** The request **
Copy, from the entries below, each line in which the string "structured" appears.

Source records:
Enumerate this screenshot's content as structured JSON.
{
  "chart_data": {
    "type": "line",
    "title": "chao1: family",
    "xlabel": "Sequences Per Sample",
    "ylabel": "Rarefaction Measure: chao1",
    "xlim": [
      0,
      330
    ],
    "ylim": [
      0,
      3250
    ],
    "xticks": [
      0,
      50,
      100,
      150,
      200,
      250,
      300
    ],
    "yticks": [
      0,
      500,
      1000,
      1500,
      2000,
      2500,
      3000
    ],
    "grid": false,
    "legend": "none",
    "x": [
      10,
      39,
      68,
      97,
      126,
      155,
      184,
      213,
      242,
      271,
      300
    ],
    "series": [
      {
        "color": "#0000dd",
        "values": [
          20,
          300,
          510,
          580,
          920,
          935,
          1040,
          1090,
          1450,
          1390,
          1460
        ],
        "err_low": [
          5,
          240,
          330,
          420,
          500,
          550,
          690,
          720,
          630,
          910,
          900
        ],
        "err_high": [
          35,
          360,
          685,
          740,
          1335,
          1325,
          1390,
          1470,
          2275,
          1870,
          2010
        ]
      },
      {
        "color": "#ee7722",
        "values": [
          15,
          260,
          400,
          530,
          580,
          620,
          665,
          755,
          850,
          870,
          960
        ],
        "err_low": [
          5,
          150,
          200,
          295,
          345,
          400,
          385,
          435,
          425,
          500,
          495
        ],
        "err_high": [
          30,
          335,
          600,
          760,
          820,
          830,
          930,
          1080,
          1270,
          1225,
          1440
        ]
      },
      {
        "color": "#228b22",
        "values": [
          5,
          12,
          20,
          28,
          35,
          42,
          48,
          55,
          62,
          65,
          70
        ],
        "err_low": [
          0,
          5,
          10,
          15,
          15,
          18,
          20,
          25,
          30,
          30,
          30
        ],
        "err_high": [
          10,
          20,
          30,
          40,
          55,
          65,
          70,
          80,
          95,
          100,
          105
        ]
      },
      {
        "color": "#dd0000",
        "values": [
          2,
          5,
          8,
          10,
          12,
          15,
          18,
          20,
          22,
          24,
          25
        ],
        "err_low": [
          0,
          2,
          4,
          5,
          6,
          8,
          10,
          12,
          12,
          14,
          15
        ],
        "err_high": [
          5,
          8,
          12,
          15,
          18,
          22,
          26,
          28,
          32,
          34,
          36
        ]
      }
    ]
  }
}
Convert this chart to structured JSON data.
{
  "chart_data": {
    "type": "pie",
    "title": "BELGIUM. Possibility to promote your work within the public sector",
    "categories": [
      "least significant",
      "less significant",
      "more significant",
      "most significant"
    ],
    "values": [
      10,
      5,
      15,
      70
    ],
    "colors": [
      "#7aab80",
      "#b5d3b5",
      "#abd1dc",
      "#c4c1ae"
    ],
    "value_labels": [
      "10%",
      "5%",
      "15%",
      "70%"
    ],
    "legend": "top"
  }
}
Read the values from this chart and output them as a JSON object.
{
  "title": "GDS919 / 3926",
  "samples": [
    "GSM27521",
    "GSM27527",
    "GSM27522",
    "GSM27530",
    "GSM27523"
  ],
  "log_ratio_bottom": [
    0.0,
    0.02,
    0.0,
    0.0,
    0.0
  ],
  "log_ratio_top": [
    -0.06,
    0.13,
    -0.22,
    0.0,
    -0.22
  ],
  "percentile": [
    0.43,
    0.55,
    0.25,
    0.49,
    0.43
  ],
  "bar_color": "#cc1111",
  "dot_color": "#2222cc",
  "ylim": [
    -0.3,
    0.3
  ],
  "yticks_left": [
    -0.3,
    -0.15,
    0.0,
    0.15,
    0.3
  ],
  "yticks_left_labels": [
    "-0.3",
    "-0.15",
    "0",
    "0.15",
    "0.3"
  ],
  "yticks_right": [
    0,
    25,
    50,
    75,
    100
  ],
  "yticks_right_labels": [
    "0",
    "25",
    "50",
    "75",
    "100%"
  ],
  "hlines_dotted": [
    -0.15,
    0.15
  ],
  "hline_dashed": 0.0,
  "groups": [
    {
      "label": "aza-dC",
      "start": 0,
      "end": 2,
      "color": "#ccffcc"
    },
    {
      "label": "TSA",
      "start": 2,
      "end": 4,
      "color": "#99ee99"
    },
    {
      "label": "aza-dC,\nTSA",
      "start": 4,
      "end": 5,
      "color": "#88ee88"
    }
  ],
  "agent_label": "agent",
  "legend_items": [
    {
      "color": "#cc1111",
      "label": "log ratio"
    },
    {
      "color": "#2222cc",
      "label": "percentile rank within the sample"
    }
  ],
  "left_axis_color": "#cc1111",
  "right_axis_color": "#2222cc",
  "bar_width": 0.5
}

** Solution to this task **
Enumerate this screenshot's content as structured JSON.
Convert this chart to structured JSON data.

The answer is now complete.